- _Work to complete_
Read the data and repeat all of it exactly.

- _Record extracts_
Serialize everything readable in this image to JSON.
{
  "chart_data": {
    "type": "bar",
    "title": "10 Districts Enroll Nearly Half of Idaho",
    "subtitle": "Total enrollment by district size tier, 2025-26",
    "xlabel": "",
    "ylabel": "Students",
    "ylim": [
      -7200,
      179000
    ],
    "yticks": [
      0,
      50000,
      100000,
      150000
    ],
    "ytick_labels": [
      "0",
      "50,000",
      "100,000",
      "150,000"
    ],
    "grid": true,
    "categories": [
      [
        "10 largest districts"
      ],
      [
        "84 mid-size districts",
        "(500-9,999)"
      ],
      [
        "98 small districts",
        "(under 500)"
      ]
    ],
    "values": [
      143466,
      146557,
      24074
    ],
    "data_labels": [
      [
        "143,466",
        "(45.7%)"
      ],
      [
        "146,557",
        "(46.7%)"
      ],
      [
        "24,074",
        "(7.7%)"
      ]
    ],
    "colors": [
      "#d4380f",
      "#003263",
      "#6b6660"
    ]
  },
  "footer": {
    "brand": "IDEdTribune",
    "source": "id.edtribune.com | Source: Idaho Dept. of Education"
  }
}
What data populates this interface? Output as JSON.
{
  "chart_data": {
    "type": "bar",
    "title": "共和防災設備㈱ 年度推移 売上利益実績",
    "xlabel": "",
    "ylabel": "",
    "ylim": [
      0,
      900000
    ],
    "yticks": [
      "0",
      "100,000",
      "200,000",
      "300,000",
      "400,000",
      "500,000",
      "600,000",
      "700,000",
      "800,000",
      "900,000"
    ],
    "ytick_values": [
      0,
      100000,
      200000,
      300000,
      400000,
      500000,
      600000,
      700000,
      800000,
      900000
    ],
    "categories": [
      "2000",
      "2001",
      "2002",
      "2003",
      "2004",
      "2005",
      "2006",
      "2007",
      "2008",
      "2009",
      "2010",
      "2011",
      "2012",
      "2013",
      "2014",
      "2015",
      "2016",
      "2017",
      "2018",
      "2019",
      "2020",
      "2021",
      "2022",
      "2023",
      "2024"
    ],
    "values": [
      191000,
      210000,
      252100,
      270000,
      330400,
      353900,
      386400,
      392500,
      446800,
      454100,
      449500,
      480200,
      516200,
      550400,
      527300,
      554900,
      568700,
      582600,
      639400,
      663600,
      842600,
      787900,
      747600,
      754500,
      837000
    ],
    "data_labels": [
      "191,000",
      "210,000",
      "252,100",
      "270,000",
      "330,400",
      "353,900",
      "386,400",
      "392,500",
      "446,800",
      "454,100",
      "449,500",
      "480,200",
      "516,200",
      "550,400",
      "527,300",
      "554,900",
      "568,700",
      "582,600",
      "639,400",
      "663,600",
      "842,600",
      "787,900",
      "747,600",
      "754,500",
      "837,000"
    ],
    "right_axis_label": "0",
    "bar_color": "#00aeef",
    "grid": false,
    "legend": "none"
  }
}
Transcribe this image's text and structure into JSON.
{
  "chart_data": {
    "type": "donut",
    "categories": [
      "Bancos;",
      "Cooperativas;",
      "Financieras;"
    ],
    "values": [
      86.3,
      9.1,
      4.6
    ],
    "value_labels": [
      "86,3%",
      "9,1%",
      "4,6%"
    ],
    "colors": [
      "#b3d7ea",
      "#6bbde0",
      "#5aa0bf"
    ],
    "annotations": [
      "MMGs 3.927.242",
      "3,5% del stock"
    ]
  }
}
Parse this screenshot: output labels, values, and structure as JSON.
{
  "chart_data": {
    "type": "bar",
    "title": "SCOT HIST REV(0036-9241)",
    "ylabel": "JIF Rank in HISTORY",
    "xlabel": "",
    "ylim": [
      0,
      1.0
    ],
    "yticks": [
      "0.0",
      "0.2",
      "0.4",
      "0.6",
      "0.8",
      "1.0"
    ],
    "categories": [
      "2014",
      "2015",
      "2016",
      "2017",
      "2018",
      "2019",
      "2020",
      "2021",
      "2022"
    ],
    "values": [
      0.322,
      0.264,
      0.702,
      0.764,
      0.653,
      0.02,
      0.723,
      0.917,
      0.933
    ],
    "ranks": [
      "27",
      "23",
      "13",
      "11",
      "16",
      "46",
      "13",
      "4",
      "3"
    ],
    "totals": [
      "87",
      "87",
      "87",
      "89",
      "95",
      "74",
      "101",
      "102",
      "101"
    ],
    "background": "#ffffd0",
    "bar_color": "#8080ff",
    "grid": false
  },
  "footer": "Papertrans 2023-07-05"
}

- _Complete output_
Serialize everything readable in this image to JSON.
{
  "chart_data": {
    "type": "bar",
    "title": "10 Districts Enroll Nearly Half of Idaho",
    "subtitle": "Total enrollment by district size tier, 2025-26",
    "xlabel": "",
    "ylabel": "Students",
    "ylim": [
      -7200,
      179000
    ],
    "yticks": [
      0,
      50000,
      100000,
      150000
    ],
    "ytick_labels": [
      "0",
      "50,000",
      "100,000",
      "150,000"
    ],
    "grid": true,
    "categories": [
      [
        "10 largest districts"
      ],
      [
        "84 mid-size districts",
        "(500-9,999)"
      ],
      [
        "98 small districts",
        "(under 500)"
      ]
    ],
    "values": [
      143466,
      146557,
      24074
    ],
    "data_labels": [
      [
        "143,466",
        "(45.7%)"
      ],
      [
        "146,557",
        "(46.7%)"
      ],
      [
        "24,074",
        "(7.7%)"
      ]
    ],
    "colors": [
      "#d4380f",
      "#003263",
      "#6b6660"
    ]
  },
  "footer": {
    "brand": "IDEdTribune",
    "source": "id.edtribune.com | Source: Idaho Dept. of Education"
  }
}
What data populates this interface? Output as JSON.
{
  "chart_data": {
    "type": "bar",
    "title": "共和防災設備㈱ 年度推移 売上利益実績",
    "xlabel": "",
    "ylabel": "",
    "ylim": [
      0,
      900000
    ],
    "yticks": [
      "0",
      "100,000",
      "200,000",
      "300,000",
      "400,000",
      "500,000",
      "600,000",
      "700,000",
      "800,000",
      "900,000"
    ],
    "ytick_values": [
      0,
      100000,
      200000,
      300000,
      400000,
      500000,
      600000,
      700000,
      800000,
      900000
    ],
    "categories": [
      "2000",
      "2001",
      "2002",
      "2003",
      "2004",
      "2005",
      "2006",
      "2007",
      "2008",
      "2009",
      "2010",
      "2011",
      "2012",
      "2013",
      "2014",
      "2015",
      "2016",
      "2017",
      "2018",
      "2019",
      "2020",
      "2021",
      "2022",
      "2023",
      "2024"
    ],
    "values": [
      191000,
      210000,
      252100,
      270000,
      330400,
      353900,
      386400,
      392500,
      446800,
      454100,
      449500,
      480200,
      516200,
      550400,
      527300,
      554900,
      568700,
      582600,
      639400,
      663600,
      842600,
      787900,
      747600,
      754500,
      837000
    ],
    "data_labels": [
      "191,000",
      "210,000",
      "252,100",
      "270,000",
      "330,400",
      "353,900",
      "386,400",
      "392,500",
      "446,800",
      "454,100",
      "449,500",
      "480,200",
      "516,200",
      "550,400",
      "527,300",
      "554,900",
      "568,700",
      "582,600",
      "639,400",
      "663,600",
      "842,600",
      "787,900",
      "747,600",
      "754,500",
      "837,000"
    ],
    "right_axis_label": "0",
    "bar_color": "#00aeef",
    "grid": false,
    "legend": "none"
  }
}
Transcribe this image's text and structure into JSON.
{
  "chart_data": {
    "type": "donut",
    "categories": [
      "Bancos;",
      "Cooperativas;",
      "Financieras;"
    ],
    "values": [
      86.3,
      9.1,
      4.6
    ],
    "value_labels": [
      "86,3%",
      "9,1%",
      "4,6%"
    ],
    "colors": [
      "#b3d7ea",
      "#6bbde0",
      "#5aa0bf"
    ],
    "annotations": [
      "MMGs 3.927.242",
      "3,5% del stock"
    ]
  }
}
Parse this screenshot: output labels, values, and structure as JSON.
{
  "chart_data": {
    "type": "bar",
    "title": "SCOT HIST REV(0036-9241)",
    "ylabel": "JIF Rank in HISTORY",
    "xlabel": "",
    "ylim": [
      0,
      1.0
    ],
    "yticks": [
      "0.0",
      "0.2",
      "0.4",
      "0.6",
      "0.8",
      "1.0"
    ],
    "categories": [
      "2014",
      "2015",
      "2016",
      "2017",
      "2018",
      "2019",
      "2020",
      "2021",
      "2022"
    ],
    "values": [
      0.322,
      0.264,
      0.702,
      0.764,
      0.653,
      0.02,
      0.723,
      0.917,
      0.933
    ],
    "ranks": [
      "27",
      "23",
      "13",
      "11",
      "16",
      "46",
      "13",
      "4",
      "3"
    ],
    "totals": [
      "87",
      "87",
      "87",
      "89",
      "95",
      "74",
      "101",
      "102",
      "101"
    ],
    "background": "#ffffd0",
    "bar_color": "#8080ff",
    "grid": false
  },
  "footer": "Papertrans 2023-07-05"
}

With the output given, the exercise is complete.